====== Record set

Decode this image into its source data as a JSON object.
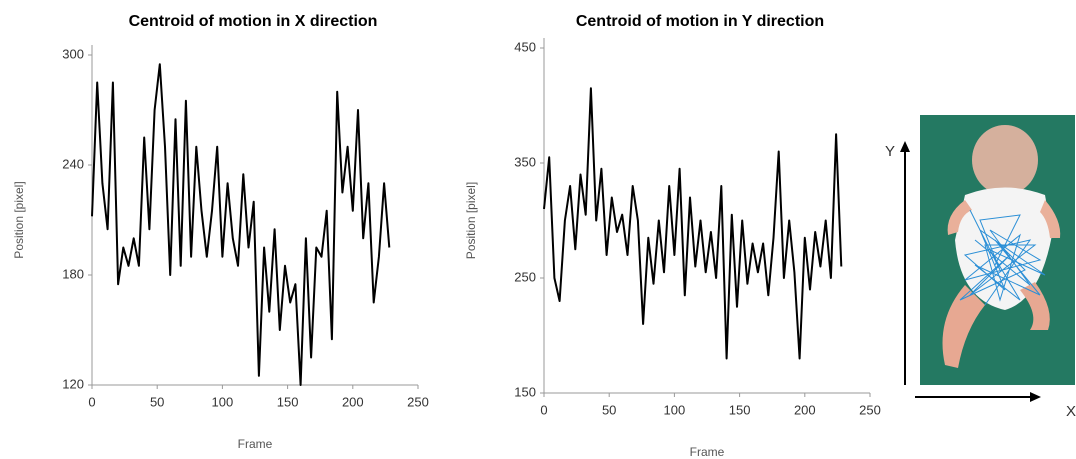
{
  "chart_data": [
    {
      "type": "line",
      "title": "Centroid of motion in X direction",
      "x_label": "Frame",
      "y_label": "Position [pixel]",
      "x": [
        0,
        4,
        8,
        12,
        16,
        20,
        24,
        28,
        32,
        36,
        40,
        44,
        48,
        52,
        56,
        60,
        64,
        68,
        72,
        76,
        80,
        84,
        88,
        92,
        96,
        100,
        104,
        108,
        112,
        116,
        120,
        124,
        128,
        132,
        136,
        140,
        144,
        148,
        152,
        156,
        160,
        164,
        168,
        172,
        176,
        180,
        184,
        188,
        192,
        196,
        200,
        204,
        208,
        212,
        216,
        220,
        224,
        228
      ],
      "values": [
        212,
        285,
        230,
        205,
        285,
        175,
        195,
        185,
        200,
        185,
        255,
        205,
        270,
        295,
        250,
        180,
        265,
        185,
        275,
        190,
        250,
        215,
        190,
        215,
        250,
        190,
        230,
        200,
        185,
        235,
        195,
        220,
        125,
        195,
        160,
        205,
        150,
        185,
        165,
        175,
        120,
        200,
        135,
        195,
        190,
        215,
        145,
        280,
        225,
        250,
        215,
        270,
        200,
        230,
        165,
        190,
        230,
        195
      ],
      "color": "#000000",
      "xlim": [
        0,
        250
      ],
      "xticks": [
        0,
        50,
        100,
        150,
        200,
        250
      ],
      "ylim": [
        120,
        300
      ],
      "yticks": [
        120,
        180,
        240,
        300
      ]
    },
    {
      "type": "line",
      "title": "Centroid of motion in Y direction",
      "x_label": "Frame",
      "y_label": "Position [pixel]",
      "x": [
        0,
        4,
        8,
        12,
        16,
        20,
        24,
        28,
        32,
        36,
        40,
        44,
        48,
        52,
        56,
        60,
        64,
        68,
        72,
        76,
        80,
        84,
        88,
        92,
        96,
        100,
        104,
        108,
        112,
        116,
        120,
        124,
        128,
        132,
        136,
        140,
        144,
        148,
        152,
        156,
        160,
        164,
        168,
        172,
        176,
        180,
        184,
        188,
        192,
        196,
        200,
        204,
        208,
        212,
        216,
        220,
        224,
        228
      ],
      "values": [
        310,
        355,
        250,
        230,
        300,
        330,
        275,
        340,
        305,
        415,
        300,
        345,
        270,
        320,
        290,
        305,
        270,
        330,
        300,
        210,
        285,
        245,
        300,
        255,
        330,
        270,
        345,
        235,
        320,
        260,
        300,
        255,
        290,
        250,
        330,
        180,
        305,
        225,
        300,
        245,
        280,
        255,
        280,
        235,
        285,
        360,
        250,
        300,
        255,
        180,
        285,
        240,
        290,
        260,
        300,
        250,
        375,
        260
      ],
      "color": "#000000",
      "xlim": [
        0,
        250
      ],
      "xticks": [
        0,
        50,
        100,
        150,
        200,
        250
      ],
      "ylim": [
        150,
        450
      ],
      "yticks": [
        150,
        250,
        350,
        450
      ]
    }
  ],
  "photo": {
    "y_label": "Y",
    "x_label": "X"
  }
}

============

Written task: Restate each of the entries above word for word and skip every image.

Response for this exercise:
Decode this image into its source data as a JSON object.
{
  "chart_data": [
    {
      "type": "line",
      "title": "Centroid of motion in X direction",
      "x_label": "Frame",
      "y_label": "Position [pixel]",
      "x": [
        0,
        4,
        8,
        12,
        16,
        20,
        24,
        28,
        32,
        36,
        40,
        44,
        48,
        52,
        56,
        60,
        64,
        68,
        72,
        76,
        80,
        84,
        88,
        92,
        96,
        100,
        104,
        108,
        112,
        116,
        120,
        124,
        128,
        132,
        136,
        140,
        144,
        148,
        152,
        156,
        160,
        164,
        168,
        172,
        176,
        180,
        184,
        188,
        192,
        196,
        200,
        204,
        208,
        212,
        216,
        220,
        224,
        228
      ],
      "values": [
        212,
        285,
        230,
        205,
        285,
        175,
        195,
        185,
        200,
        185,
        255,
        205,
        270,
        295,
        250,
        180,
        265,
        185,
        275,
        190,
        250,
        215,
        190,
        215,
        250,
        190,
        230,
        200,
        185,
        235,
        195,
        220,
        125,
        195,
        160,
        205,
        150,
        185,
        165,
        175,
        120,
        200,
        135,
        195,
        190,
        215,
        145,
        280,
        225,
        250,
        215,
        270,
        200,
        230,
        165,
        190,
        230,
        195
      ],
      "color": "#000000",
      "xlim": [
        0,
        250
      ],
      "xticks": [
        0,
        50,
        100,
        150,
        200,
        250
      ],
      "ylim": [
        120,
        300
      ],
      "yticks": [
        120,
        180,
        240,
        300
      ]
    },
    {
      "type": "line",
      "title": "Centroid of motion in Y direction",
      "x_label": "Frame",
      "y_label": "Position [pixel]",
      "x": [
        0,
        4,
        8,
        12,
        16,
        20,
        24,
        28,
        32,
        36,
        40,
        44,
        48,
        52,
        56,
        60,
        64,
        68,
        72,
        76,
        80,
        84,
        88,
        92,
        96,
        100,
        104,
        108,
        112,
        116,
        120,
        124,
        128,
        132,
        136,
        140,
        144,
        148,
        152,
        156,
        160,
        164,
        168,
        172,
        176,
        180,
        184,
        188,
        192,
        196,
        200,
        204,
        208,
        212,
        216,
        220,
        224,
        228
      ],
      "values": [
        310,
        355,
        250,
        230,
        300,
        330,
        275,
        340,
        305,
        415,
        300,
        345,
        270,
        320,
        290,
        305,
        270,
        330,
        300,
        210,
        285,
        245,
        300,
        255,
        330,
        270,
        345,
        235,
        320,
        260,
        300,
        255,
        290,
        250,
        330,
        180,
        305,
        225,
        300,
        245,
        280,
        255,
        280,
        235,
        285,
        360,
        250,
        300,
        255,
        180,
        285,
        240,
        290,
        260,
        300,
        250,
        375,
        260
      ],
      "color": "#000000",
      "xlim": [
        0,
        250
      ],
      "xticks": [
        0,
        50,
        100,
        150,
        200,
        250
      ],
      "ylim": [
        150,
        450
      ],
      "yticks": [
        150,
        250,
        350,
        450
      ]
    }
  ],
  "photo": {
    "y_label": "Y",
    "x_label": "X"
  }
}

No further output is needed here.